## Begin Supplied material
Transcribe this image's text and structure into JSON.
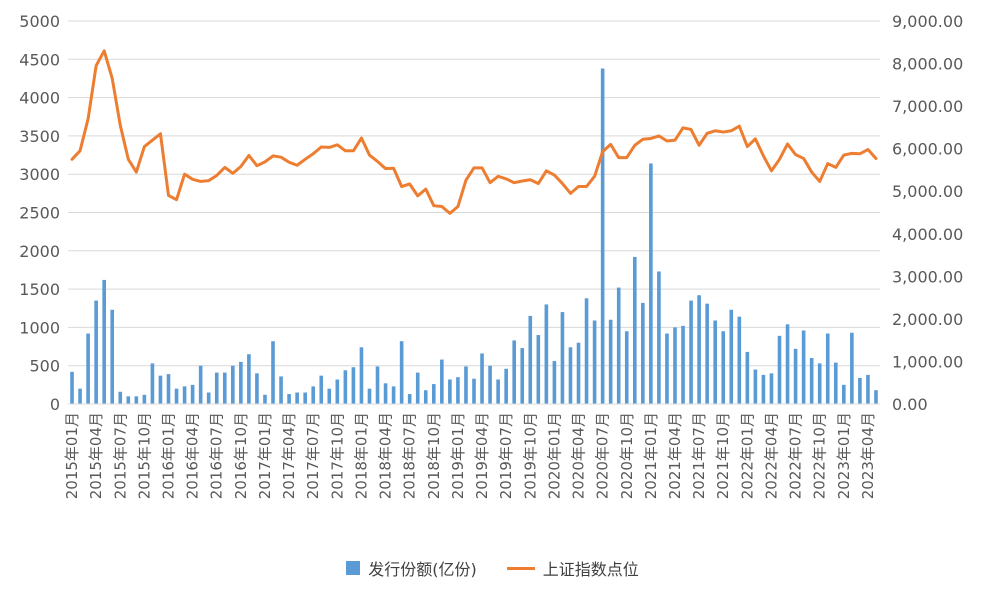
{
  "colors": {
    "bar": "#5B9BD5",
    "line": "#ED7D31",
    "grid": "#D9D9D9",
    "text": "#595959"
  },
  "chart_data": {
    "type": "bar+line",
    "title": "",
    "xlabel": "",
    "left_axis": {
      "ylim": [
        0,
        5000
      ],
      "ticks": [
        "0",
        "500",
        "1000",
        "1500",
        "2000",
        "2500",
        "3000",
        "3500",
        "4000",
        "4500",
        "5000"
      ]
    },
    "right_axis": {
      "ylim": [
        0,
        9000
      ],
      "ticks": [
        "0.00",
        "1,000.00",
        "2,000.00",
        "3,000.00",
        "4,000.00",
        "5,000.00",
        "6,000.00",
        "7,000.00",
        "8,000.00",
        "9,000.00"
      ]
    },
    "grid": true,
    "legend_position": "bottom",
    "x_tick_labels": [
      "2015年01月",
      "2015年04月",
      "2015年07月",
      "2015年10月",
      "2016年01月",
      "2016年04月",
      "2016年07月",
      "2016年10月",
      "2017年01月",
      "2017年04月",
      "2017年07月",
      "2017年10月",
      "2018年01月",
      "2018年04月",
      "2018年07月",
      "2018年10月",
      "2019年01月",
      "2019年04月",
      "2019年07月",
      "2019年10月",
      "2020年01月",
      "2020年04月",
      "2020年07月",
      "2020年10月",
      "2021年01月",
      "2021年04月",
      "2021年07月",
      "2021年10月",
      "2022年01月",
      "2022年04月",
      "2022年07月",
      "2022年10月",
      "2023年01月",
      "2023年04月"
    ],
    "x_tick_every": 3,
    "series": [
      {
        "name": "发行份额(亿份)",
        "type": "bar",
        "axis": "left",
        "values": [
          420,
          200,
          920,
          1350,
          1620,
          1230,
          160,
          100,
          100,
          120,
          530,
          370,
          390,
          200,
          230,
          250,
          500,
          150,
          410,
          410,
          500,
          550,
          650,
          400,
          120,
          820,
          360,
          130,
          150,
          150,
          230,
          370,
          200,
          320,
          440,
          480,
          740,
          200,
          490,
          270,
          230,
          820,
          130,
          410,
          180,
          260,
          580,
          320,
          350,
          490,
          330,
          660,
          500,
          320,
          460,
          830,
          730,
          1150,
          900,
          1300,
          560,
          1200,
          740,
          800,
          1380,
          1090,
          4380,
          1100,
          1520,
          950,
          1920,
          1320,
          3140,
          1730,
          920,
          1000,
          1020,
          1350,
          1420,
          1310,
          1090,
          950,
          1230,
          1140,
          680,
          450,
          380,
          400,
          890,
          1040,
          720,
          960,
          600,
          530,
          920,
          540,
          250,
          930,
          340,
          380,
          180
        ]
      },
      {
        "name": "上证指数点位",
        "type": "line",
        "axis": "right",
        "values": [
          5750,
          5950,
          6700,
          7950,
          8300,
          7650,
          6550,
          5750,
          5450,
          6050,
          6200,
          6350,
          4900,
          4800,
          5400,
          5280,
          5230,
          5250,
          5370,
          5560,
          5420,
          5580,
          5840,
          5600,
          5690,
          5830,
          5800,
          5680,
          5610,
          5750,
          5880,
          6040,
          6030,
          6090,
          5950,
          5950,
          6250,
          5850,
          5700,
          5530,
          5540,
          5110,
          5170,
          4890,
          5050,
          4660,
          4640,
          4480,
          4640,
          5260,
          5550,
          5550,
          5200,
          5350,
          5290,
          5200,
          5240,
          5270,
          5180,
          5480,
          5380,
          5180,
          4950,
          5110,
          5110,
          5350,
          5930,
          6100,
          5790,
          5790,
          6080,
          6220,
          6240,
          6300,
          6180,
          6200,
          6490,
          6450,
          6080,
          6360,
          6420,
          6390,
          6420,
          6530,
          6050,
          6230,
          5830,
          5480,
          5750,
          6110,
          5860,
          5770,
          5450,
          5230,
          5650,
          5560,
          5850,
          5890,
          5880,
          5980,
          5770
        ]
      }
    ]
  }
}
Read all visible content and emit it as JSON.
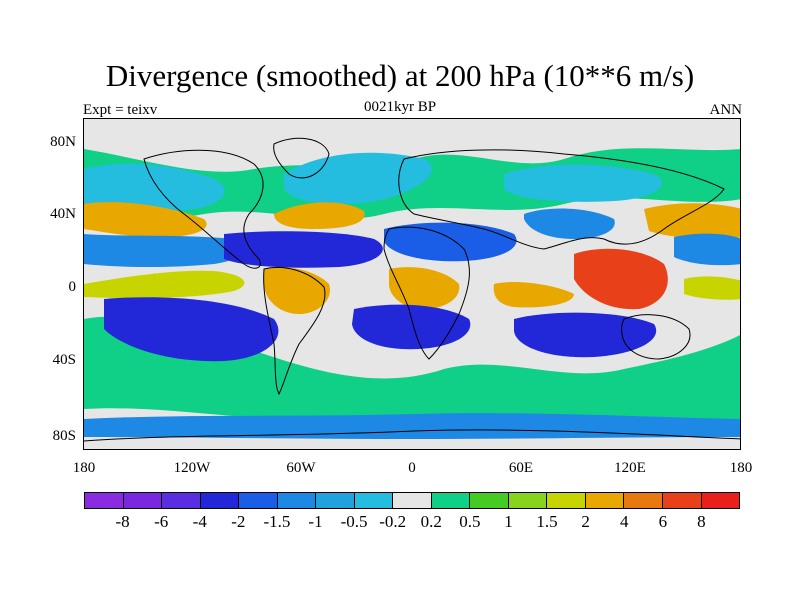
{
  "title": "Divergence (smoothed) at 200 hPa (10**6 m/s)",
  "subtitle_left": "Expt = teixv",
  "subtitle_center": "0021kyr BP",
  "subtitle_right": "ANN",
  "lat_labels": [
    "80N",
    "40N",
    "0",
    "40S",
    "80S"
  ],
  "lon_labels": [
    "180",
    "120W",
    "60W",
    "0",
    "60E",
    "120E",
    "180"
  ],
  "colorbar": {
    "labels": [
      "-8",
      "-6",
      "-4",
      "-2",
      "-1.5",
      "-1",
      "-0.5",
      "-0.2",
      "0.2",
      "0.5",
      "1",
      "1.5",
      "2",
      "4",
      "6",
      "8"
    ],
    "colors": [
      "#8a2be2",
      "#7a28e0",
      "#5a2ee0",
      "#2228d8",
      "#1a5ee8",
      "#1e88e5",
      "#20a3dc",
      "#24bde0",
      "#e6e6e6",
      "#10d088",
      "#44cc22",
      "#88d41c",
      "#c8d400",
      "#e8a800",
      "#e87810",
      "#e84018",
      "#e8201c"
    ]
  },
  "map_colors": {
    "neutral": "#e6e6e6",
    "neg_light": "#24bde0",
    "neg_mid": "#1e88e5",
    "neg_strong": "#1a5ee8",
    "neg_max": "#2228d8",
    "pos_light": "#10d088",
    "pos_mid": "#44cc22",
    "pos_yellow": "#c8d400",
    "pos_orange": "#e8a800",
    "pos_red": "#e84018",
    "coast": "#000000"
  }
}
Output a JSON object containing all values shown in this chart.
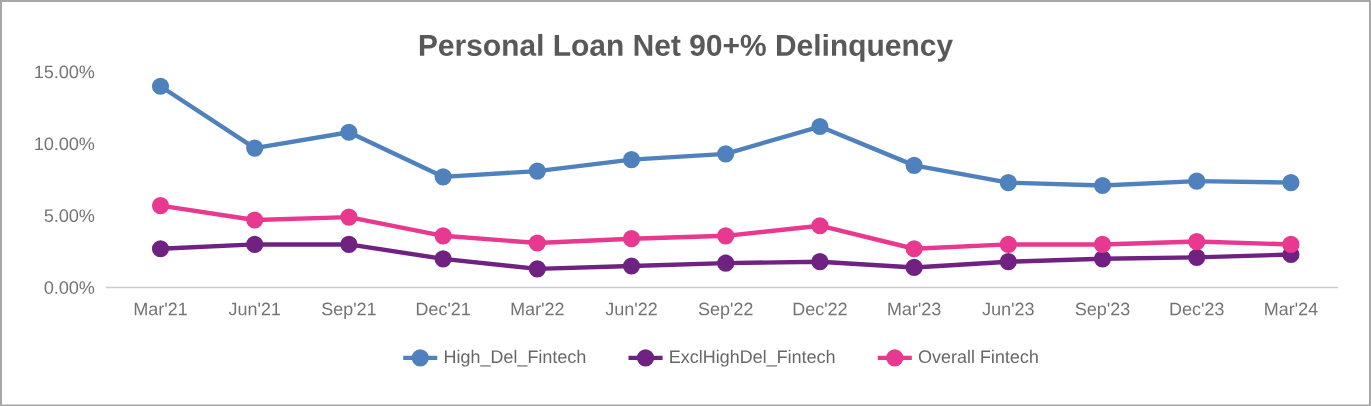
{
  "chart_data": {
    "type": "line",
    "title": "Personal Loan Net 90+% Delinquency",
    "categories": [
      "Mar'21",
      "Jun'21",
      "Sep'21",
      "Dec'21",
      "Mar'22",
      "Jun'22",
      "Sep'22",
      "Dec'22",
      "Mar'23",
      "Jun'23",
      "Sep'23",
      "Dec'23",
      "Mar'24"
    ],
    "series": [
      {
        "name": "High_Del_Fintech",
        "color": "#4f81bd",
        "values": [
          14.0,
          9.7,
          10.8,
          7.7,
          8.1,
          8.9,
          9.3,
          11.2,
          8.5,
          7.3,
          7.1,
          7.4,
          7.3
        ]
      },
      {
        "name": "ExclHighDel_Fintech",
        "color": "#702283",
        "values": [
          2.7,
          3.0,
          3.0,
          2.0,
          1.3,
          1.5,
          1.7,
          1.8,
          1.4,
          1.8,
          2.0,
          2.1,
          2.3
        ]
      },
      {
        "name": "Overall Fintech",
        "color": "#e8388f",
        "values": [
          5.7,
          4.7,
          4.9,
          3.6,
          3.1,
          3.4,
          3.6,
          4.3,
          2.7,
          3.0,
          3.0,
          3.2,
          3.0
        ]
      }
    ],
    "ylim": [
      0,
      15
    ],
    "yticks": [
      {
        "value": 0,
        "label": "0.00%"
      },
      {
        "value": 5,
        "label": "5.00%"
      },
      {
        "value": 10,
        "label": "10.00%"
      },
      {
        "value": 15,
        "label": "15.00%"
      }
    ],
    "legend": "bottom",
    "marker": "circle",
    "line_style": "solid"
  }
}
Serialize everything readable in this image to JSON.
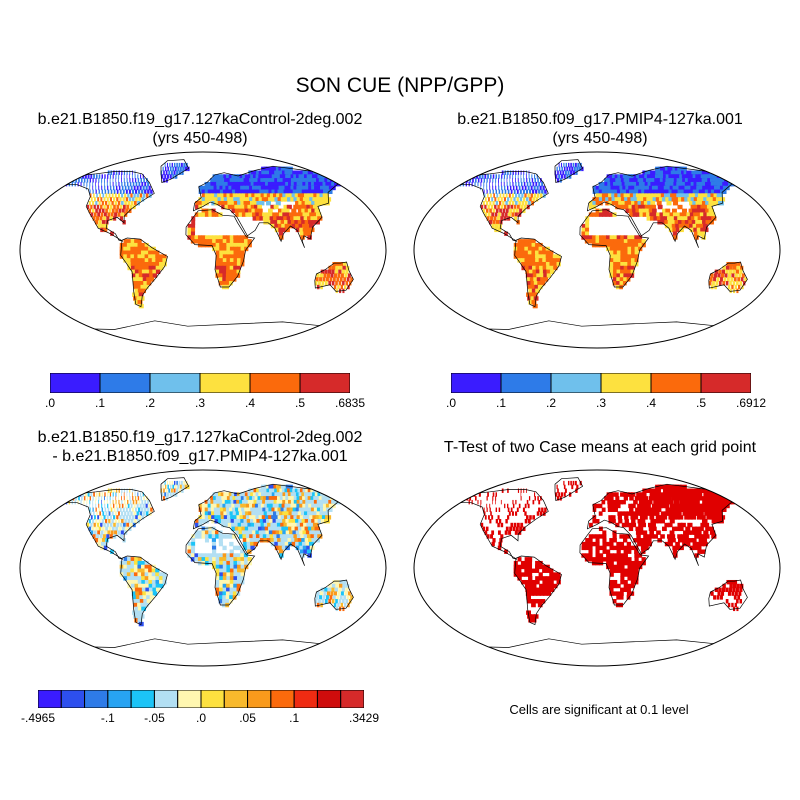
{
  "main_title": "SON CUE (NPP/GPP)",
  "panels": {
    "top_left": {
      "title_line1": "b.e21.B1850.f19_g17.127kaControl-2deg.002",
      "title_line2": "(yrs 450-498)",
      "colorbar": {
        "colors": [
          "#3a1cff",
          "#2e7be8",
          "#6fc0ec",
          "#fde13f",
          "#fb6a0c",
          "#d62a2a"
        ],
        "labels": [
          ".0",
          ".1",
          ".2",
          ".3",
          ".4",
          ".5",
          ".6835"
        ]
      }
    },
    "top_right": {
      "title_line1": "b.e21.B1850.f09_g17.PMIP4-127ka.001",
      "title_line2": "(yrs 450-498)",
      "colorbar": {
        "colors": [
          "#3a1cff",
          "#2e7be8",
          "#6fc0ec",
          "#fde13f",
          "#fb6a0c",
          "#d62a2a"
        ],
        "labels": [
          ".0",
          ".1",
          ".2",
          ".3",
          ".4",
          ".5",
          ".6912"
        ]
      }
    },
    "bottom_left": {
      "title_line1": "b.e21.B1850.f19_g17.127kaControl-2deg.002",
      "title_line2": "- b.e21.B1850.f09_g17.PMIP4-127ka.001",
      "colorbar": {
        "colors": [
          "#3a1cff",
          "#2d4fee",
          "#2e7be8",
          "#27a3f2",
          "#1cc4f7",
          "#b2dff3",
          "#fff7b0",
          "#fde13f",
          "#f8b92c",
          "#f99a1c",
          "#fb6a0c",
          "#ef2b12",
          "#cf0c0c",
          "#d62a2a"
        ],
        "labels": [
          "-.4965",
          "-.1",
          "-.05",
          ".0",
          ".05",
          ".1",
          ".3429"
        ]
      }
    },
    "bottom_right": {
      "title": "T-Test of two Case means at each grid point",
      "note": "Cells are significant at 0.1 level",
      "significance_color": "#e00000"
    }
  }
}
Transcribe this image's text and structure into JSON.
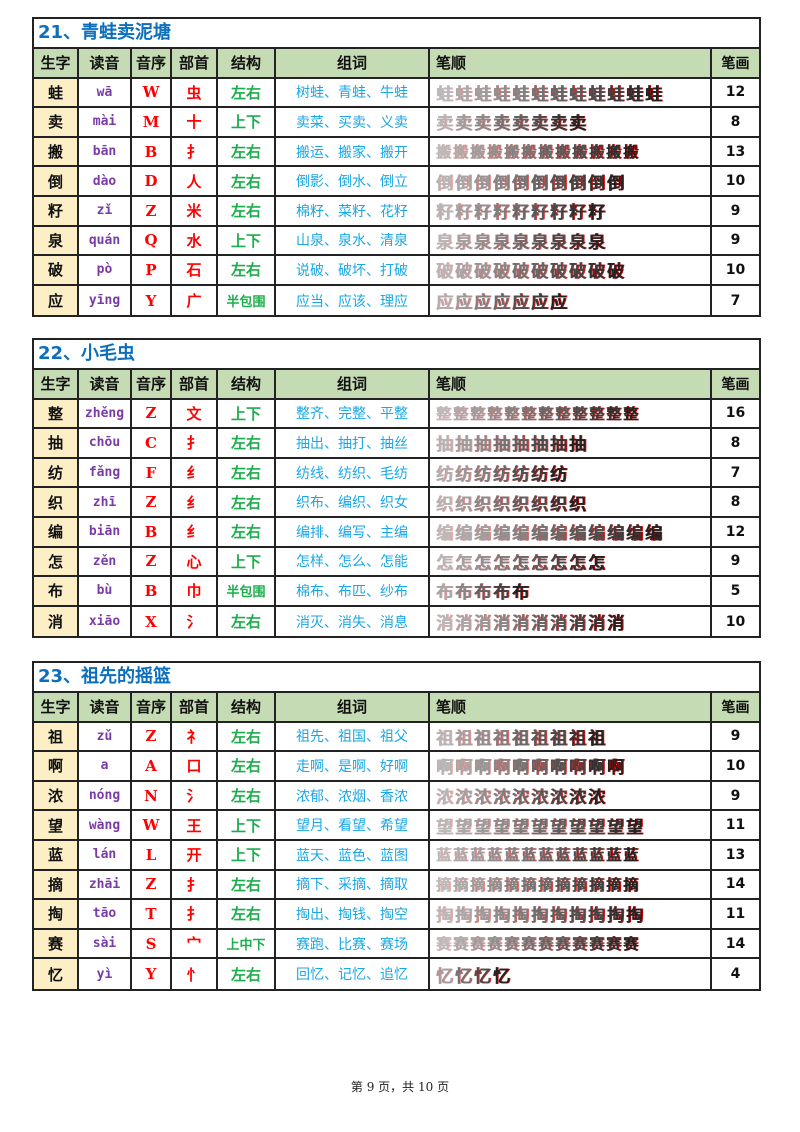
{
  "headers": [
    "生字",
    "读音",
    "音序",
    "部首",
    "结构",
    "组词",
    "笔顺",
    "笔画"
  ],
  "lessons": [
    {
      "title": "21、青蛙卖泥塘",
      "rows": [
        [
          "蛙",
          "wā",
          "W",
          "虫",
          "左右",
          "树蛙、青蛙、牛蛙",
          "12"
        ],
        [
          "卖",
          "mài",
          "M",
          "十",
          "上下",
          "卖菜、买卖、义卖",
          "8"
        ],
        [
          "搬",
          "bān",
          "B",
          "扌",
          "左右",
          "搬运、搬家、搬开",
          "13"
        ],
        [
          "倒",
          "dào",
          "D",
          "人",
          "左右",
          "倒影、倒水、倒立",
          "10"
        ],
        [
          "籽",
          "zǐ",
          "Z",
          "米",
          "左右",
          "棉籽、菜籽、花籽",
          "9"
        ],
        [
          "泉",
          "quán",
          "Q",
          "水",
          "上下",
          "山泉、泉水、清泉",
          "9"
        ],
        [
          "破",
          "pò",
          "P",
          "石",
          "左右",
          "说破、破坏、打破",
          "10"
        ],
        [
          "应",
          "yīng",
          "Y",
          "广",
          "半包围",
          "应当、应该、理应",
          "7"
        ]
      ]
    },
    {
      "title": "22、小毛虫",
      "rows": [
        [
          "整",
          "zhěng",
          "Z",
          "文",
          "上下",
          "整齐、完整、平整",
          "16"
        ],
        [
          "抽",
          "chōu",
          "C",
          "扌",
          "左右",
          "抽出、抽打、抽丝",
          "8"
        ],
        [
          "纺",
          "fǎng",
          "F",
          "纟",
          "左右",
          "纺线、纺织、毛纺",
          "7"
        ],
        [
          "织",
          "zhī",
          "Z",
          "纟",
          "左右",
          "织布、编织、织女",
          "8"
        ],
        [
          "编",
          "biān",
          "B",
          "纟",
          "左右",
          "编排、编写、主编",
          "12"
        ],
        [
          "怎",
          "zěn",
          "Z",
          "心",
          "上下",
          "怎样、怎么、怎能",
          "9"
        ],
        [
          "布",
          "bù",
          "B",
          "巾",
          "半包围",
          "棉布、布匹、纱布",
          "5"
        ],
        [
          "消",
          "xiāo",
          "X",
          "氵",
          "左右",
          "消灭、消失、消息",
          "10"
        ]
      ]
    },
    {
      "title": "23、祖先的摇篮",
      "rows": [
        [
          "祖",
          "zǔ",
          "Z",
          "礻",
          "左右",
          "祖先、祖国、祖父",
          "9"
        ],
        [
          "啊",
          "a",
          "A",
          "口",
          "左右",
          "走啊、是啊、好啊",
          "10"
        ],
        [
          "浓",
          "nóng",
          "N",
          "氵",
          "左右",
          "浓郁、浓烟、香浓",
          "9"
        ],
        [
          "望",
          "wàng",
          "W",
          "王",
          "上下",
          "望月、看望、希望",
          "11"
        ],
        [
          "蓝",
          "lán",
          "L",
          "开",
          "上下",
          "蓝天、蓝色、蓝图",
          "13"
        ],
        [
          "摘",
          "zhāi",
          "Z",
          "扌",
          "左右",
          "摘下、采摘、摘取",
          "14"
        ],
        [
          "掏",
          "tāo",
          "T",
          "扌",
          "左右",
          "掏出、掏钱、掏空",
          "11"
        ],
        [
          "赛",
          "sài",
          "S",
          "宀",
          "上中下",
          "赛跑、比赛、赛场",
          "14"
        ],
        [
          "忆",
          "yì",
          "Y",
          "忄",
          "左右",
          "回忆、记忆、追忆",
          "4"
        ]
      ]
    }
  ],
  "footer": "第 9 页，共 10 页"
}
## End Supplied material
### To be done
From the listing, copy every line where the string "JSON" appears.

### Result of the exercise
Transcribe this image's text and structure into JSON.
Read all visible content and emit it as JSON.
Output a JSON object containing all values shown in this chart.
Serialize everything readable in this image to JSON.
Transcribe this image's text and structure into JSON.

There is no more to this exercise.